--- START ---

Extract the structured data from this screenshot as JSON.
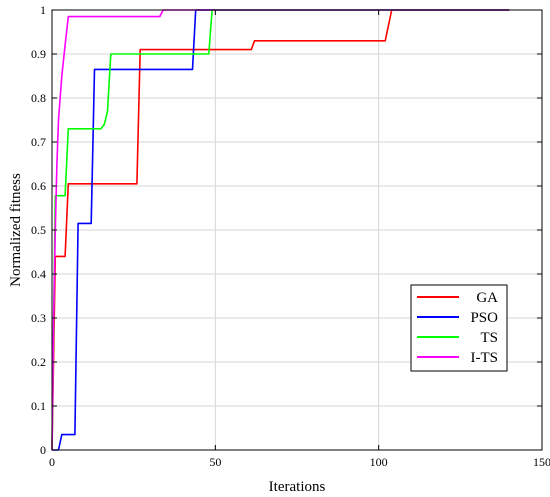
{
  "chart_data": {
    "type": "line",
    "title": "",
    "xlabel": "Iterations",
    "ylabel": "Normalized fitness",
    "xlim": [
      0,
      150
    ],
    "ylim": [
      0,
      1
    ],
    "xticks": [
      "0",
      "50",
      "100",
      "150"
    ],
    "yticks": [
      "0",
      "0.1",
      "0.2",
      "0.3",
      "0.4",
      "0.5",
      "0.6",
      "0.7",
      "0.8",
      "0.9",
      "1"
    ],
    "grid": true,
    "legend_position": "lower-right",
    "series": [
      {
        "name": "GA",
        "color": "#ff0000",
        "points": [
          [
            0,
            0
          ],
          [
            1,
            0.44
          ],
          [
            4,
            0.44
          ],
          [
            5,
            0.605
          ],
          [
            26,
            0.605
          ],
          [
            27,
            0.91
          ],
          [
            61,
            0.91
          ],
          [
            62,
            0.93
          ],
          [
            102,
            0.93
          ],
          [
            104,
            1
          ],
          [
            140,
            1
          ]
        ]
      },
      {
        "name": "PSO",
        "color": "#0000ff",
        "points": [
          [
            0,
            0
          ],
          [
            2,
            0
          ],
          [
            3,
            0.035
          ],
          [
            7,
            0.035
          ],
          [
            8,
            0.515
          ],
          [
            12,
            0.515
          ],
          [
            13,
            0.865
          ],
          [
            43,
            0.865
          ],
          [
            44,
            1
          ],
          [
            140,
            1
          ]
        ]
      },
      {
        "name": "TS",
        "color": "#00ff00",
        "points": [
          [
            0,
            0
          ],
          [
            1,
            0.578
          ],
          [
            4,
            0.578
          ],
          [
            5,
            0.73
          ],
          [
            15,
            0.73
          ],
          [
            16,
            0.74
          ],
          [
            17,
            0.77
          ],
          [
            18,
            0.9
          ],
          [
            48,
            0.9
          ],
          [
            49,
            1
          ],
          [
            140,
            1
          ]
        ]
      },
      {
        "name": "I-TS",
        "color": "#ff00ff",
        "points": [
          [
            0,
            0
          ],
          [
            0.5,
            0.3
          ],
          [
            1,
            0.5
          ],
          [
            1.5,
            0.65
          ],
          [
            2,
            0.75
          ],
          [
            3,
            0.85
          ],
          [
            4,
            0.92
          ],
          [
            5,
            0.985
          ],
          [
            33,
            0.985
          ],
          [
            34,
            1
          ],
          [
            140,
            1
          ]
        ]
      }
    ]
  }
}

--- END ---

#### WORK REQUIRED:
Exclude all images and restate the records above word for word.

#### TASK RESULT:
Extract the structured data from this screenshot as JSON.
{
  "chart_data": {
    "type": "line",
    "title": "",
    "xlabel": "Iterations",
    "ylabel": "Normalized fitness",
    "xlim": [
      0,
      150
    ],
    "ylim": [
      0,
      1
    ],
    "xticks": [
      "0",
      "50",
      "100",
      "150"
    ],
    "yticks": [
      "0",
      "0.1",
      "0.2",
      "0.3",
      "0.4",
      "0.5",
      "0.6",
      "0.7",
      "0.8",
      "0.9",
      "1"
    ],
    "grid": true,
    "legend_position": "lower-right",
    "series": [
      {
        "name": "GA",
        "color": "#ff0000",
        "points": [
          [
            0,
            0
          ],
          [
            1,
            0.44
          ],
          [
            4,
            0.44
          ],
          [
            5,
            0.605
          ],
          [
            26,
            0.605
          ],
          [
            27,
            0.91
          ],
          [
            61,
            0.91
          ],
          [
            62,
            0.93
          ],
          [
            102,
            0.93
          ],
          [
            104,
            1
          ],
          [
            140,
            1
          ]
        ]
      },
      {
        "name": "PSO",
        "color": "#0000ff",
        "points": [
          [
            0,
            0
          ],
          [
            2,
            0
          ],
          [
            3,
            0.035
          ],
          [
            7,
            0.035
          ],
          [
            8,
            0.515
          ],
          [
            12,
            0.515
          ],
          [
            13,
            0.865
          ],
          [
            43,
            0.865
          ],
          [
            44,
            1
          ],
          [
            140,
            1
          ]
        ]
      },
      {
        "name": "TS",
        "color": "#00ff00",
        "points": [
          [
            0,
            0
          ],
          [
            1,
            0.578
          ],
          [
            4,
            0.578
          ],
          [
            5,
            0.73
          ],
          [
            15,
            0.73
          ],
          [
            16,
            0.74
          ],
          [
            17,
            0.77
          ],
          [
            18,
            0.9
          ],
          [
            48,
            0.9
          ],
          [
            49,
            1
          ],
          [
            140,
            1
          ]
        ]
      },
      {
        "name": "I-TS",
        "color": "#ff00ff",
        "points": [
          [
            0,
            0
          ],
          [
            0.5,
            0.3
          ],
          [
            1,
            0.5
          ],
          [
            1.5,
            0.65
          ],
          [
            2,
            0.75
          ],
          [
            3,
            0.85
          ],
          [
            4,
            0.92
          ],
          [
            5,
            0.985
          ],
          [
            33,
            0.985
          ],
          [
            34,
            1
          ],
          [
            140,
            1
          ]
        ]
      }
    ]
  }
}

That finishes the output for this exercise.